* _AIM_
Extract all lines in the data that contain the word "Schematic".

* _EXTRACTED MATERIAL_
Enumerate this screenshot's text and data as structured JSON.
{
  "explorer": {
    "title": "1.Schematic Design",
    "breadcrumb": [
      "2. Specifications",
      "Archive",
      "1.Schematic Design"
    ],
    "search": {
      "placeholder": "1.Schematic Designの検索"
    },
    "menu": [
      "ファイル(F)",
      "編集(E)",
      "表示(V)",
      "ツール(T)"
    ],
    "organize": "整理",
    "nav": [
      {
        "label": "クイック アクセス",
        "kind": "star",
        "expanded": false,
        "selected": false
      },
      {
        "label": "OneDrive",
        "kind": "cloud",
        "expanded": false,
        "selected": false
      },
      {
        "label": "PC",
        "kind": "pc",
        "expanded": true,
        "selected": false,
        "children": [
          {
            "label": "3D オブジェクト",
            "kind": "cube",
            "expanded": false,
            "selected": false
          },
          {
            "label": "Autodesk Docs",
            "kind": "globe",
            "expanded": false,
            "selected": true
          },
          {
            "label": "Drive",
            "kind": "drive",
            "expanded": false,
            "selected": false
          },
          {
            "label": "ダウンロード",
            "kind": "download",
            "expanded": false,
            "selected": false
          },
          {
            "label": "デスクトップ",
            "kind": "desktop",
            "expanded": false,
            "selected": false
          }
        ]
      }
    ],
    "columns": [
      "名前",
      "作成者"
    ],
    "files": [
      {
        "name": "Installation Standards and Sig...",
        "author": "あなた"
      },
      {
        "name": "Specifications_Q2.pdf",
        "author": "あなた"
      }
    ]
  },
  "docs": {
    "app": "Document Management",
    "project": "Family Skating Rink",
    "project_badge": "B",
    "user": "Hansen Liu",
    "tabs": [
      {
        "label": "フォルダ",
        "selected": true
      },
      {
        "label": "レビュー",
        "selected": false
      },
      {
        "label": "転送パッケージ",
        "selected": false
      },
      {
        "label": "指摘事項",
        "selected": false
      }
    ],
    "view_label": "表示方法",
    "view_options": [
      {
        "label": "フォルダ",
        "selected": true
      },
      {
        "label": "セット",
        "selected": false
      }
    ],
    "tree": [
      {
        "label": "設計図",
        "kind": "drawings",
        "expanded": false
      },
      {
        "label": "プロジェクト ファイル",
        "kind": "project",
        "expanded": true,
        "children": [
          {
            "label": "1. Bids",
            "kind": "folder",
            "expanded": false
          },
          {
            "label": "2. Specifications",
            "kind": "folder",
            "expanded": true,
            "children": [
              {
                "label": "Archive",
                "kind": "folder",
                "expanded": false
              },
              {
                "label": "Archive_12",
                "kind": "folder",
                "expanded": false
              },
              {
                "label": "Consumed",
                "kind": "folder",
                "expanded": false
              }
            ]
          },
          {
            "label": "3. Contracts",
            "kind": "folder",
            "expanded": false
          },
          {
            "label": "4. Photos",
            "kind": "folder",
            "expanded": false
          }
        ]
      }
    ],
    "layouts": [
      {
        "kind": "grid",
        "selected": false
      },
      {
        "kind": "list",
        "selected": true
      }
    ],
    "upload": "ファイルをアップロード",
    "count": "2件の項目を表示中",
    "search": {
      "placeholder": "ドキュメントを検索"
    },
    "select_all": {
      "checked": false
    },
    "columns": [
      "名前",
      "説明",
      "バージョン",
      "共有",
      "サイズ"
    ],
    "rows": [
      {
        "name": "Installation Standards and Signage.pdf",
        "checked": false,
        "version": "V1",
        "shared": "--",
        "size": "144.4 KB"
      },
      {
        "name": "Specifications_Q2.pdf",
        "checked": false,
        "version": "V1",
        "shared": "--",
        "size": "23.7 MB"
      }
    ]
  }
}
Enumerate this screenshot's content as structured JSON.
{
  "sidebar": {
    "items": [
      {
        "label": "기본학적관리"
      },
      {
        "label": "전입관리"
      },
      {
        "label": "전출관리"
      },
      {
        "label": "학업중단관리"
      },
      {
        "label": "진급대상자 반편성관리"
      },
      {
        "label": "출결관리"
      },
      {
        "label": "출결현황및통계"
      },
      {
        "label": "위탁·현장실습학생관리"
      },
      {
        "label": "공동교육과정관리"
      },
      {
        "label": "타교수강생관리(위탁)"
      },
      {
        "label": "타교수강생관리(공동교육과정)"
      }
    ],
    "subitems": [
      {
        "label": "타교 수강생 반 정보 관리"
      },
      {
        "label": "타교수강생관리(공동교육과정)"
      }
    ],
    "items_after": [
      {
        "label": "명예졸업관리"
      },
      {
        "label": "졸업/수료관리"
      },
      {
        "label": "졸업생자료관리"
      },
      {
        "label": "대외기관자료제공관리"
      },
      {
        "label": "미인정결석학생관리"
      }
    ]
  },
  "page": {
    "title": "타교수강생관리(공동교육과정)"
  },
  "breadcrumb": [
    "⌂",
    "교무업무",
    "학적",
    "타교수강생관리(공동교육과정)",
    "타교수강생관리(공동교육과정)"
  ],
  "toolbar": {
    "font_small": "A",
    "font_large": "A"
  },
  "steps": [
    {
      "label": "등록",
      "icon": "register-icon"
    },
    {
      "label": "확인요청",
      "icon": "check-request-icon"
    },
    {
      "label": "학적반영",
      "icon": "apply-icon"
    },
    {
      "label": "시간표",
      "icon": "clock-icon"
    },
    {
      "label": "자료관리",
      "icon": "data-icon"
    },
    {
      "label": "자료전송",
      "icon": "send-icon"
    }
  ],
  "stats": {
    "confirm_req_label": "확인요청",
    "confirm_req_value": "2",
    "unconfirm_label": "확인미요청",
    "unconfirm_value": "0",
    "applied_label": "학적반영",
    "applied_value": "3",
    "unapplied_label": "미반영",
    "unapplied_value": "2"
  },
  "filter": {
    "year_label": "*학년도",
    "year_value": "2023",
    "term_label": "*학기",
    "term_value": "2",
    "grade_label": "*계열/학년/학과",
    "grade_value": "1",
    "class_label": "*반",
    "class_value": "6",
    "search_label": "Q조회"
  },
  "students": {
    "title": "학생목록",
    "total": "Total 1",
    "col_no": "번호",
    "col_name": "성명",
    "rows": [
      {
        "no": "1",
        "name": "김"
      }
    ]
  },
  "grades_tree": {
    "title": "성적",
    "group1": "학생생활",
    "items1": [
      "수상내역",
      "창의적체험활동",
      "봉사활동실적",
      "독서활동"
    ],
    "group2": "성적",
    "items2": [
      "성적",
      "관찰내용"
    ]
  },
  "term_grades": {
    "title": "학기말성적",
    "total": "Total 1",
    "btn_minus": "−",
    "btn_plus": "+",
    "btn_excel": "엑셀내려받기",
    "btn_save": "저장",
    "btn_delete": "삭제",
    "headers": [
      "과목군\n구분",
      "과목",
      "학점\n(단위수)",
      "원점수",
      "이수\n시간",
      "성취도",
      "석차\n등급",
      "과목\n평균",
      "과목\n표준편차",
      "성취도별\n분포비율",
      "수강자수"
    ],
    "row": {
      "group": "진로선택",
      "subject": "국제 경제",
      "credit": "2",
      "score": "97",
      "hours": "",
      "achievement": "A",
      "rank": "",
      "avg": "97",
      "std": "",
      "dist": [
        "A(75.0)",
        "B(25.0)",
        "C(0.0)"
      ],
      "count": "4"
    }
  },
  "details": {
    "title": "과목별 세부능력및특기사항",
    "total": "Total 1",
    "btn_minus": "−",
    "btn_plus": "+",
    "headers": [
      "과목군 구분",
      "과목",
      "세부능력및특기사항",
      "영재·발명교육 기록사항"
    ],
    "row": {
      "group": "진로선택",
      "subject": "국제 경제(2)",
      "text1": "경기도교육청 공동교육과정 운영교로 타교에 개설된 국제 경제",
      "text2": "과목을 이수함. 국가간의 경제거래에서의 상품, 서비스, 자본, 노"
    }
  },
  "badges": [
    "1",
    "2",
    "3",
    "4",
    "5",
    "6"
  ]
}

* _WRITTEN SOLUTION_
    "title": "1.Schematic Design",
      "1.Schematic Design"
      "placeholder": "1.Schematic Designの検索"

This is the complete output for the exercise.